*Stored items*.
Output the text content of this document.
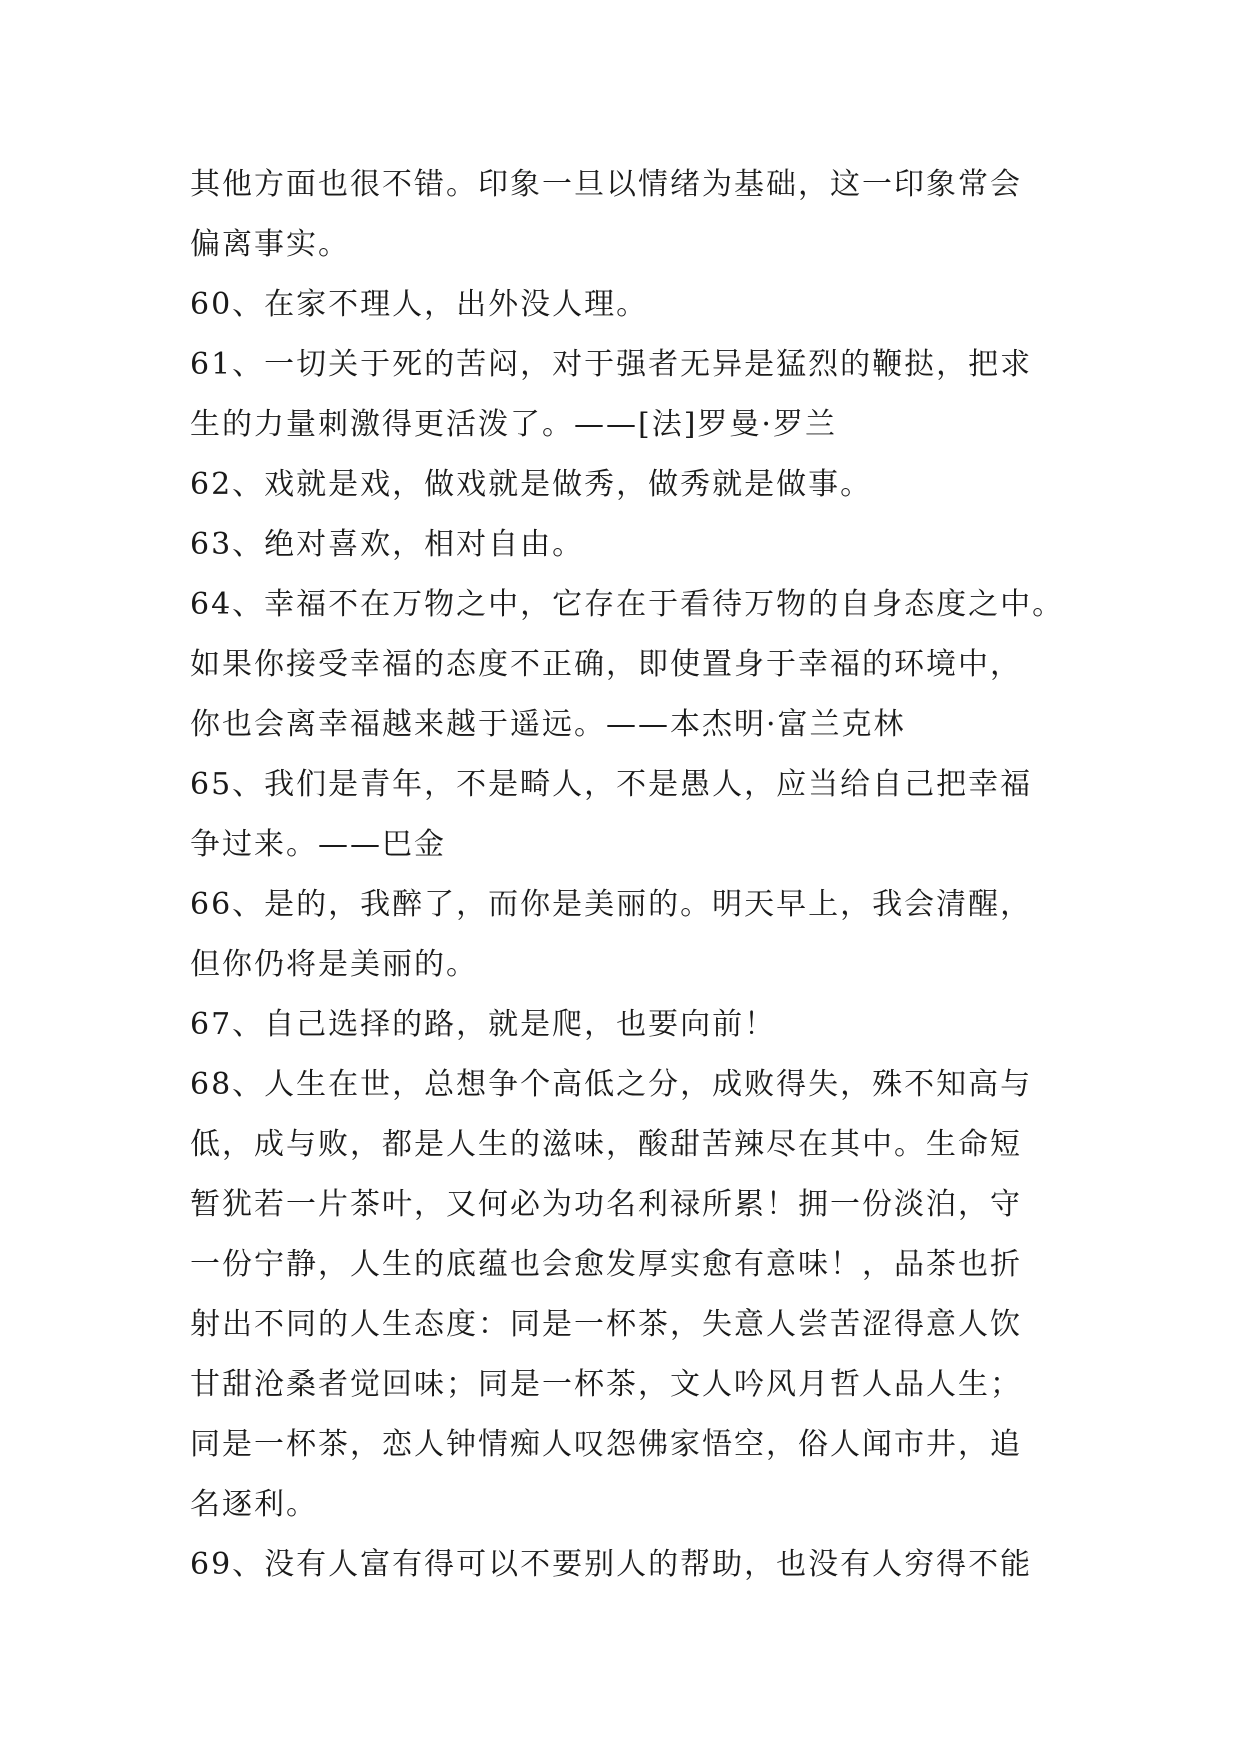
其他方面也很不错。印象一旦以情绪为基础，这一印象常会
偏离事实。
60、在家不理人，出外没人理。
61、一切关于死的苦闷，对于强者无异是猛烈的鞭挞，把求
生的力量刺激得更活泼了。——[法]罗曼·罗兰
62、戏就是戏，做戏就是做秀，做秀就是做事。
63、绝对喜欢，相对自由。
64、幸福不在万物之中，它存在于看待万物的自身态度之中。
如果你接受幸福的态度不正确，即使置身于幸福的环境中，
你也会离幸福越来越于遥远。——本杰明·富兰克林
65、我们是青年，不是畸人，不是愚人，应当给自己把幸福
争过来。——巴金
66、是的，我醉了，而你是美丽的。明天早上，我会清醒，
但你仍将是美丽的。
67、自己选择的路，就是爬，也要向前！
68、人生在世，总想争个高低之分，成败得失，殊不知高与
低，成与败，都是人生的滋味，酸甜苦辣尽在其中。生命短
暂犹若一片茶叶，又何必为功名利禄所累！拥一份淡泊，守
一份宁静，人生的底蕴也会愈发厚实愈有意味！，品茶也折
射出不同的人生态度：同是一杯茶，失意人尝苦涩得意人饮
甘甜沧桑者觉回味；同是一杯茶，文人吟风月哲人品人生；
同是一杯茶，恋人钟情痴人叹怨佛家悟空，俗人闻市井，追
名逐利。
69、没有人富有得可以不要别人的帮助，也没有人穷得不能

*BRIEF*. Pick out all the lines with the word "同是一杯茶" in them and copy them.

*COMPLETE RESPONSE*.
射出不同的人生态度：同是一杯茶，失意人尝苦涩得意人饮
甘甜沧桑者觉回味；同是一杯茶，文人吟风月哲人品人生；
同是一杯茶，恋人钟情痴人叹怨佛家悟空，俗人闻市井，追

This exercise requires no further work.